**DOCUMENT:**
"""

Tomorrow night's dining may be at Caballo Loco, literally 'horse crazy'. Assume this term is figurative and menu includes a variety. Restaurant at Panamarina, normally closed on Sunday and Monday, will remain so Tuesday as well for Carnaval (apparently correct spelling), so the specter of eating own cooking rears its ugly head. Speaking of which, did not know rotten potatoes could smell so bad. There are no cool, dry places on a boat down here.

Tentative plan is to head for Shelter Bay Marina, inside west breakwater at Canal entrance, next Friday to begin preparation for transit. Expect shipped boxes will have arrived by then. Also expect a fruit bat to fly out of my ear (second choice of orifice as this is a 'G' rated site) and perform a tap-dance on my nose. Optimism runs high.


Don't Try This at Home
02/12/2010, Panamarina, Panama

February 12

The prodigal sailor returns to Panama, poorer, yet little wiser. Bringing 150 pounds of mostly boat bits with Delta's help was a two day adventure that required multiple forms of conveyance including the bed of a pick-up truck. Fedex contingent of this "replacement parts for yacht in transit", responsible for 103 pounds, has been in Panama City awaiting government indulgence for 4 days.

Having virtually never closed the sea-cock responsible for allowing cooling water into engine heat exchanger, doing so this time was nearly guaranteed, despite a large note, to cause what happened. Engine is OK, but raw water pump, overheated by dry former impeller, is now flooding bilge with significant amounts of salty liquid. Bugger! Rebuild is possible, but, given that Carnival, just begun today, will last a week, nothing happens until at least next Wednesday. Double bugger!

Another week in Panamarina is no hardship as beer is cold, the Clos boxed wine is drinkable "it's not good, but it's Clos" and Silvie's food is excellent (she's French, you know).

"""

**PROBLEM REQUIREMENTS:** In the sailing journal, condense the paragraph beginning "Having virtually never closed the sea-cock" into a short bulleted list that keeps its main facts.

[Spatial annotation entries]
"""

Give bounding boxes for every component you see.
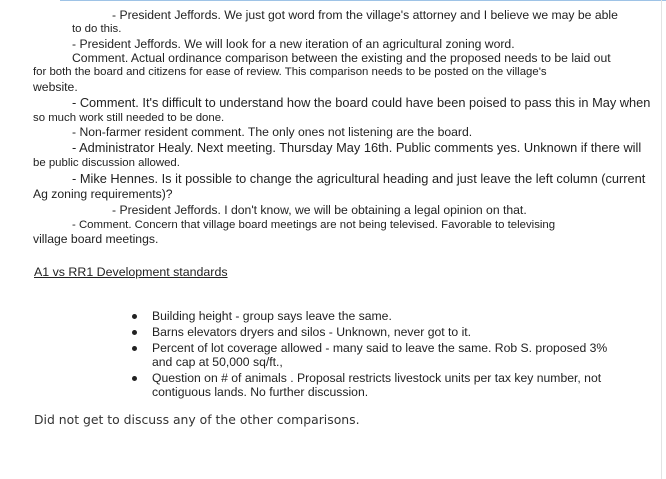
minutes-line: Comment. Actual ordinance comparison between the existing and the proposed needs to be laid out: [72, 51, 611, 65]
closing-note: Did not get to discuss any of the other comparisons.: [34, 412, 360, 427]
list-item: [130, 371, 630, 399]
minutes-line: - President Jeffords. We just got word from the village's attorney and I believe we may be able: [112, 8, 618, 22]
standards-list: [130, 309, 630, 401]
top-border-line: [60, 0, 666, 1]
minutes-line: be public discussion allowed.: [33, 157, 180, 169]
list-item: [130, 309, 630, 323]
minutes-line: - Non-farmer resident comment. The only ones not listening are the board.: [72, 125, 473, 139]
bullet-icon: [132, 376, 137, 381]
right-border-line: [661, 0, 662, 479]
minutes-line: - Administrator Healy. Next meeting. Thursday May 16th. Public comments yes. Unknown if there will: [72, 140, 642, 155]
list-item: [130, 341, 630, 369]
minutes-line: website.: [33, 80, 78, 94]
list-item-text: Question on # of animals . Proposal restricts livestock units per tax key number, not contiguous lands. No further discussion.: [152, 371, 602, 399]
minutes-line: - President Jeffords. We will look for a new iteration of an agricultural zoning word.: [72, 37, 515, 51]
minutes-line: - Mike Hennes. Is it possible to change the agricultural heading and just leave the left column (current: [72, 171, 646, 186]
minutes-line: so much work still needed to be done.: [33, 112, 225, 124]
minutes-line: to do this.: [72, 23, 122, 35]
list-item: [130, 325, 630, 339]
minutes-line: - President Jeffords. I don't know, we will be obtaining a legal opinion on that.: [112, 203, 527, 217]
list-item-text: Barns elevators dryers and silos - Unknown, never got to it.: [152, 325, 472, 339]
minutes-line: - Comment. Concern that village board meetings are not being televised. Favorable to televising: [72, 219, 556, 231]
minutes-line: - Comment. It's difficult to understand how the board could have been poised to pass this in May when: [72, 95, 651, 110]
section-heading: A1 vs RR1 Development standards: [34, 265, 228, 279]
minutes-line: for both the board and citizens for ease of review. This comparison needs to be posted on the village's: [33, 66, 547, 78]
list-item-text: Building height - group says leave the same.: [152, 309, 392, 323]
minutes-line: village board meetings.: [33, 232, 159, 246]
minutes-line: Ag zoning requirements)?: [33, 187, 173, 201]
list-item-text: Percent of lot coverage allowed - many said to leave the same. Rob S. proposed 3% and cap at 50,000 sq/ft.,: [152, 341, 608, 369]
bullet-icon: [132, 314, 137, 319]
bullet-icon: [132, 346, 137, 351]
bullet-icon: [132, 330, 137, 335]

"""

**FINAL ANSWER:**
- The sea-cock that lets cooling water into the engine heat exchanger had almost never been closed. This time it was, and despite a large note, the predictable problem followed.
- The engine is OK.
- The raw water pump overheated when the former impeller ran dry, and it is now flooding the bilge with significant amounts of salt water.
- A rebuild is possible. Carnival began today and lasts a week, though, so nothing will happen until at least next Wednesday.